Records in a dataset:
━━━━━━━━━━━━━━━━
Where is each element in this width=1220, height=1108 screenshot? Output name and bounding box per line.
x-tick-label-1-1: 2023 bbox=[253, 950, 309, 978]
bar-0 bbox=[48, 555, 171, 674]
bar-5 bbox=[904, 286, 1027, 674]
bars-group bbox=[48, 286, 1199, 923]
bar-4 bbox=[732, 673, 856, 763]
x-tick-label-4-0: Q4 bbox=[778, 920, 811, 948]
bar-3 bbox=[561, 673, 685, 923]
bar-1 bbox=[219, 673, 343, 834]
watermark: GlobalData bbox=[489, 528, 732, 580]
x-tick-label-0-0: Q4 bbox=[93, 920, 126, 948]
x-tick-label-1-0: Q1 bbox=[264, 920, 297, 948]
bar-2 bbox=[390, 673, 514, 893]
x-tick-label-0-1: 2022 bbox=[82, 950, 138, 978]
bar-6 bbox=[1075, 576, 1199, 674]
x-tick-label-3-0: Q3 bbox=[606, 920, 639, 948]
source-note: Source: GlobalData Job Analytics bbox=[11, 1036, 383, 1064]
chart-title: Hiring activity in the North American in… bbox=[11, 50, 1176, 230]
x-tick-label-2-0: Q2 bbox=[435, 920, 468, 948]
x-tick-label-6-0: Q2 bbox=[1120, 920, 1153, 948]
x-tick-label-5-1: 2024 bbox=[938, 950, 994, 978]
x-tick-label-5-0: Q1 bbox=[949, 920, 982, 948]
━━━━━━━━━━━━━━━━
What you need to do: Rewrite the material in full, changing every "GlobalData" to "Global Data" and keeping everything else unchanged.

Answer to the problem:
Where is each element in this width=1220, height=1108 screenshot? Output name and bounding box per line.
x-tick-label-1-1: 2023 bbox=[253, 950, 309, 978]
bar-0 bbox=[48, 555, 171, 674]
bar-5 bbox=[904, 286, 1027, 674]
bars-group bbox=[48, 286, 1199, 923]
bar-4 bbox=[732, 673, 856, 763]
x-tick-label-4-0: Q4 bbox=[778, 920, 811, 948]
bar-3 bbox=[561, 673, 685, 923]
bar-1 bbox=[219, 673, 343, 834]
watermark: Global Data bbox=[489, 528, 732, 580]
x-tick-label-0-0: Q4 bbox=[93, 920, 126, 948]
x-tick-label-1-0: Q1 bbox=[264, 920, 297, 948]
bar-2 bbox=[390, 673, 514, 893]
x-tick-label-0-1: 2022 bbox=[82, 950, 138, 978]
bar-6 bbox=[1075, 576, 1199, 674]
x-tick-label-3-0: Q3 bbox=[606, 920, 639, 948]
source-note: Source: Global Data Job Analytics bbox=[11, 1036, 383, 1064]
chart-title: Hiring activity in the North American in… bbox=[11, 50, 1176, 230]
x-tick-label-2-0: Q2 bbox=[435, 920, 468, 948]
x-tick-label-6-0: Q2 bbox=[1120, 920, 1153, 948]
x-tick-label-5-1: 2024 bbox=[938, 950, 994, 978]
x-tick-label-5-0: Q1 bbox=[949, 920, 982, 948]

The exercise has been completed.